Material shown —
+-------+

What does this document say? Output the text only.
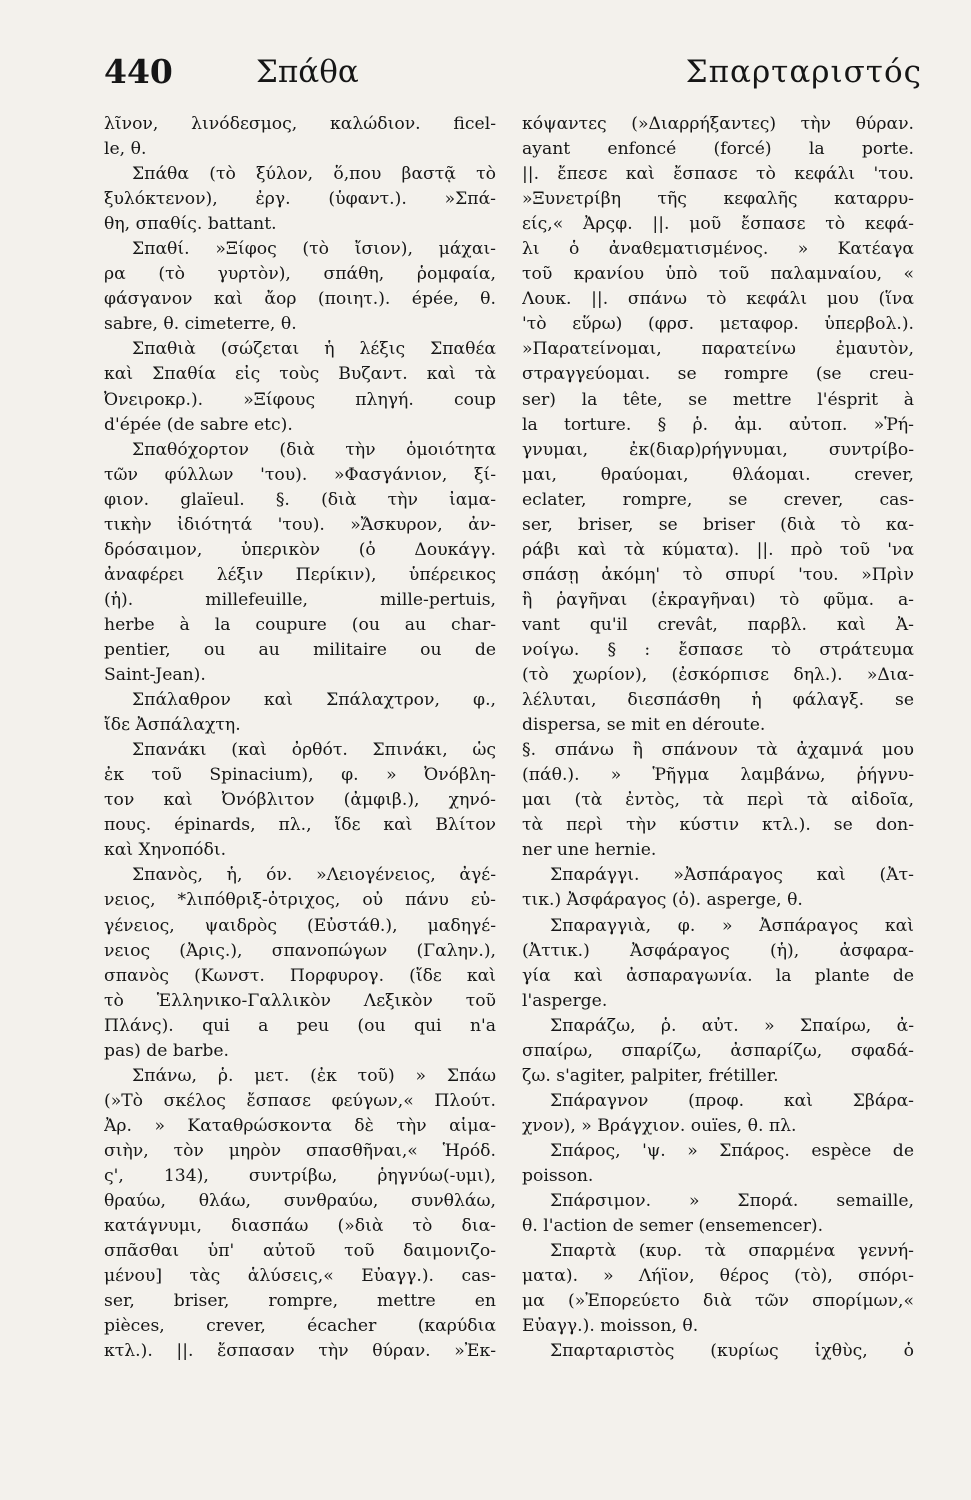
440	Σπάθα	Σπαρταριστός
λῖνον, λινόδεσμος, καλώδιον. ficel-
le, θ.
Σπάθα (τὸ ξύλον, ὅ,που βαστᾷ τὸ
ξυλόκτενον), ἐργ. (ὑφαντ.). »Σπά-
θη, σπαθίς. battant.
Σπαθί. »Ξίφος (τὸ ἴσιον), μάχαι-
ρα (τὸ γυρτὸν), σπάθη, ῥομφαία,
φάσγανον καὶ ἄορ (ποιητ.). épée, θ.
sabre, θ. cimeterre, θ.
Σπαθιὰ (σώζεται ἡ λέξις Σπαθέα
καὶ Σπαθία εἰς τοὺς Βυζαντ. καὶ τὰ
Ὀνειροκρ.). »Ξίφους πληγή. coup
d'épée (de sabre etc).
Σπαθόχορτον (διὰ τὴν ὁμοιότητα
τῶν φύλλων 'του). »Φασγάνιον, ξί-
φιον. glaïeul. §. (διὰ τὴν ἰαμα-
τικὴν ἰδιότητά 'του). »Ἄσκυρον, ἀν-
δρόσαιμον, ὑπερικὸν (ὁ Δουκάγγ.
ἀναφέρει λέξιν Περίκιν), ὑπέρεικος
(ἡ). millefeuille, mille-pertuis,
herbe à la coupure (ou au char-
pentier, ou au militaire ou de
Saint-Jean).
Σπάλαθρον καὶ Σπάλαχτρον, φ.,
ἴδε Ἀσπάλαχτη.
Σπανάκι (καὶ ὀρθότ. Σπινάκι, ὡς
ἐκ τοῦ Spinacium), φ. » Ὀνόβλη-
τον καὶ Ὀνόβλιτον (ἀμφιβ.), χηνό-
πους. épinards, πλ., ἴδε καὶ Βλίτον
καὶ Χηνοπόδι.
Σπανὸς, ἡ, όν. »Λειογένειος, ἀγέ-
νειος, *λιπόθριξ-ὀτριχος, οὐ πάνυ εὐ-
γένειος, ψαιδρὸς (Εὐστάθ.), μαδηγέ-
νειος (Ἀρις.), σπανοπώγων (Γαλην.),
σπανὸς (Κωνστ. Πορφυρογ. (ἴδε καὶ
τὸ Ἑλληνικο-Γαλλικὸν Λεξικὸν τοῦ
Πλάνς). qui a peu (ou qui n'a
pas) de barbe.
Σπάνω, ῥ. μετ. (ἐκ τοῦ) » Σπάω
(»Τὸ σκέλος ἔσπασε φεύγων,« Πλούτ.
Ἀρ. » Καταθρώσκοντα δὲ τὴν αἱμα-
σιὴν, τὸν μηρὸν σπασθῆναι,« Ἡρόδ.
ς', 134), συντρίβω, ῥηγνύω(-υμι),
θραύω, θλάω, συνθραύω, συνθλάω,
κατάγνυμι, διασπάω (»διὰ τὸ δια-
σπᾶσθαι ὑπ' αὐτοῦ τοῦ δαιμονιζο-
μένου] τὰς ἁλύσεις,« Εὐαγγ.). cas-
ser, briser, rompre, mettre en
pièces, crever, écacher (καρύδια
κτλ.). ||. ἔσπασαν τὴν θύραν. »Ἐκ-
κόψαντες (»Διαρρήξαντες) τὴν θύραν.
ayant enfoncé (forcé) la porte.
||. ἔπεσε καὶ ἔσπασε τὸ κεφάλι 'του.
»Ξυνετρίβη τῆς κεφαλῆς καταρρυ-
είς,« Ἀρςφ. ||. μοῦ ἔσπασε τὸ κεφά-
λι ὁ ἀναθεματισμένος. » Κατέαγα
τοῦ κρανίου ὑπὸ τοῦ παλαμναίου, «
Λουκ. ||. σπάνω τὸ κεφάλι μου (ἵνα
'τὸ εὕρω) (φρσ. μεταφορ. ὑπερβολ.).
»Παρατείνομαι, παρατείνω ἐμαυτὸν,
στραγγεύομαι. se rompre (se creu-
ser) la tête, se mettre l'ésprit à
la torture. § ῥ. ἀμ. αὐτοπ. »Ῥή-
γνυμαι, ἐκ(διαρ)ρήγνυμαι, συντρίβο-
μαι, θραύομαι, θλάομαι. crever,
eclater, rompre, se crever, cas-
ser, briser, se briser (διὰ τὸ κα-
ράβι καὶ τὰ κύματα). ||. πρὸ τοῦ 'να
σπάσῃ ἀκόμη' τὸ σπυρί 'του. »Πρὶν
ἢ ῥαγῆναι (ἐκραγῆναι) τὸ φῦμα. a-
vant qu'il crevât, παρβλ. καὶ Ἀ-
νοίγω. § : ἔσπασε τὸ στράτευμα
(τὸ χωρίον), (ἐσκόρπισε δηλ.). »Δια-
λέλυται, διεσπάσθη ἡ φάλαγξ. se
dispersa, se mit en déroute.
§. σπάνω ἢ σπάνουν τὰ ἀχαμνά μου
(πάθ.). » Ῥῆγμα λαμβάνω, ῥήγνυ-
μαι (τὰ ἐντὸς, τὰ περὶ τὰ αἰδοῖα,
τὰ περὶ τὴν κύστιν κτλ.). se don-
ner une hernie.
Σπαράγγι. »Ἀσπάραγος καὶ (Ἀτ-
τικ.) Ἀσφάραγος (ὁ). asperge, θ.
Σπαραγγιὰ, φ. » Ἀσπάραγος καὶ
(Ἀττικ.) Ἀσφάραγος (ἡ), ἀσφαρα-
γία καὶ ἀσπαραγωνία. la plante de
l'asperge.
Σπαράζω, ῥ. αὐτ. » Σπαίρω, ἀ-
σπαίρω, σπαρίζω, ἀσπαρίζω, σφαδά-
ζω. s'agiter, palpiter, frétiller.
Σπάραγνον (προφ. καὶ Σβάρα-
χνον), » Βράγχιον. ouïes, θ. πλ.
Σπάρος, 'ψ. » Σπάρος. espèce de
poisson.
Σπάρσιμον. » Σπορά. semaille,
θ. l'action de semer (ensemencer).
Σπαρτὰ (κυρ. τὰ σπαρμένα γεννή-
ματα). » Λήϊον, θέρος (τὸ), σπόρι-
μα (»Ἐπορεύετο διὰ τῶν σπορίμων,«
Εὐαγγ.). moisson, θ.
Σπαρταριστὸς (κυρίως ἰχθὺς, ὁ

+-------+

Objective — Each record should be quoted exactly, with the images omitted.

Exercise result —
What does this document say? Output the text only.
440	Σπάθα	Σπαρταριστός
λῖνον, λινόδεσμος, καλώδιον. ficel-
le, θ.
Σπάθα (τὸ ξύλον, ὅ,που βαστᾷ τὸ
ξυλόκτενον), ἐργ. (ὑφαντ.). »Σπά-
θη, σπαθίς. battant.
Σπαθί. »Ξίφος (τὸ ἴσιον), μάχαι-
ρα (τὸ γυρτὸν), σπάθη, ῥομφαία,
φάσγανον καὶ ἄορ (ποιητ.). épée, θ.
sabre, θ. cimeterre, θ.
Σπαθιὰ (σώζεται ἡ λέξις Σπαθέα
καὶ Σπαθία εἰς τοὺς Βυζαντ. καὶ τὰ
Ὀνειροκρ.). »Ξίφους πληγή. coup
d'épée (de sabre etc).
Σπαθόχορτον (διὰ τὴν ὁμοιότητα
τῶν φύλλων 'του). »Φασγάνιον, ξί-
φιον. glaïeul. §. (διὰ τὴν ἰαμα-
τικὴν ἰδιότητά 'του). »Ἄσκυρον, ἀν-
δρόσαιμον, ὑπερικὸν (ὁ Δουκάγγ.
ἀναφέρει λέξιν Περίκιν), ὑπέρεικος
(ἡ). millefeuille, mille-pertuis,
herbe à la coupure (ou au char-
pentier, ou au militaire ou de
Saint-Jean).
Σπάλαθρον καὶ Σπάλαχτρον, φ.,
ἴδε Ἀσπάλαχτη.
Σπανάκι (καὶ ὀρθότ. Σπινάκι, ὡς
ἐκ τοῦ Spinacium), φ. » Ὀνόβλη-
τον καὶ Ὀνόβλιτον (ἀμφιβ.), χηνό-
πους. épinards, πλ., ἴδε καὶ Βλίτον
καὶ Χηνοπόδι.
Σπανὸς, ἡ, όν. »Λειογένειος, ἀγέ-
νειος, *λιπόθριξ-ὀτριχος, οὐ πάνυ εὐ-
γένειος, ψαιδρὸς (Εὐστάθ.), μαδηγέ-
νειος (Ἀρις.), σπανοπώγων (Γαλην.),
σπανὸς (Κωνστ. Πορφυρογ. (ἴδε καὶ
τὸ Ἑλληνικο-Γαλλικὸν Λεξικὸν τοῦ
Πλάνς). qui a peu (ou qui n'a
pas) de barbe.
Σπάνω, ῥ. μετ. (ἐκ τοῦ) » Σπάω
(»Τὸ σκέλος ἔσπασε φεύγων,« Πλούτ.
Ἀρ. » Καταθρώσκοντα δὲ τὴν αἱμα-
σιὴν, τὸν μηρὸν σπασθῆναι,« Ἡρόδ.
ς', 134), συντρίβω, ῥηγνύω(-υμι),
θραύω, θλάω, συνθραύω, συνθλάω,
κατάγνυμι, διασπάω (»διὰ τὸ δια-
σπᾶσθαι ὑπ' αὐτοῦ τοῦ δαιμονιζο-
μένου] τὰς ἁλύσεις,« Εὐαγγ.). cas-
ser, briser, rompre, mettre en
pièces, crever, écacher (καρύδια
κτλ.). ||. ἔσπασαν τὴν θύραν. »Ἐκ-
κόψαντες (»Διαρρήξαντες) τὴν θύραν.
ayant enfoncé (forcé) la porte.
||. ἔπεσε καὶ ἔσπασε τὸ κεφάλι 'του.
»Ξυνετρίβη τῆς κεφαλῆς καταρρυ-
είς,« Ἀρςφ. ||. μοῦ ἔσπασε τὸ κεφά-
λι ὁ ἀναθεματισμένος. » Κατέαγα
τοῦ κρανίου ὑπὸ τοῦ παλαμναίου, «
Λουκ. ||. σπάνω τὸ κεφάλι μου (ἵνα
'τὸ εὕρω) (φρσ. μεταφορ. ὑπερβολ.).
»Παρατείνομαι, παρατείνω ἐμαυτὸν,
στραγγεύομαι. se rompre (se creu-
ser) la tête, se mettre l'ésprit à
la torture. § ῥ. ἀμ. αὐτοπ. »Ῥή-
γνυμαι, ἐκ(διαρ)ρήγνυμαι, συντρίβο-
μαι, θραύομαι, θλάομαι. crever,
eclater, rompre, se crever, cas-
ser, briser, se briser (διὰ τὸ κα-
ράβι καὶ τὰ κύματα). ||. πρὸ τοῦ 'να
σπάσῃ ἀκόμη' τὸ σπυρί 'του. »Πρὶν
ἢ ῥαγῆναι (ἐκραγῆναι) τὸ φῦμα. a-
vant qu'il crevât, παρβλ. καὶ Ἀ-
νοίγω. § : ἔσπασε τὸ στράτευμα
(τὸ χωρίον), (ἐσκόρπισε δηλ.). »Δια-
λέλυται, διεσπάσθη ἡ φάλαγξ. se
dispersa, se mit en déroute.
§. σπάνω ἢ σπάνουν τὰ ἀχαμνά μου
(πάθ.). » Ῥῆγμα λαμβάνω, ῥήγνυ-
μαι (τὰ ἐντὸς, τὰ περὶ τὰ αἰδοῖα,
τὰ περὶ τὴν κύστιν κτλ.). se don-
ner une hernie.
Σπαράγγι. »Ἀσπάραγος καὶ (Ἀτ-
τικ.) Ἀσφάραγος (ὁ). asperge, θ.
Σπαραγγιὰ, φ. » Ἀσπάραγος καὶ
(Ἀττικ.) Ἀσφάραγος (ἡ), ἀσφαρα-
γία καὶ ἀσπαραγωνία. la plante de
l'asperge.
Σπαράζω, ῥ. αὐτ. » Σπαίρω, ἀ-
σπαίρω, σπαρίζω, ἀσπαρίζω, σφαδά-
ζω. s'agiter, palpiter, frétiller.
Σπάραγνον (προφ. καὶ Σβάρα-
χνον), » Βράγχιον. ouïes, θ. πλ.
Σπάρος, 'ψ. » Σπάρος. espèce de
poisson.
Σπάρσιμον. » Σπορά. semaille,
θ. l'action de semer (ensemencer).
Σπαρτὰ (κυρ. τὰ σπαρμένα γεννή-
ματα). » Λήϊον, θέρος (τὸ), σπόρι-
μα (»Ἐπορεύετο διὰ τῶν σπορίμων,«
Εὐαγγ.). moisson, θ.
Σπαρταριστὸς (κυρίως ἰχθὺς, ὁ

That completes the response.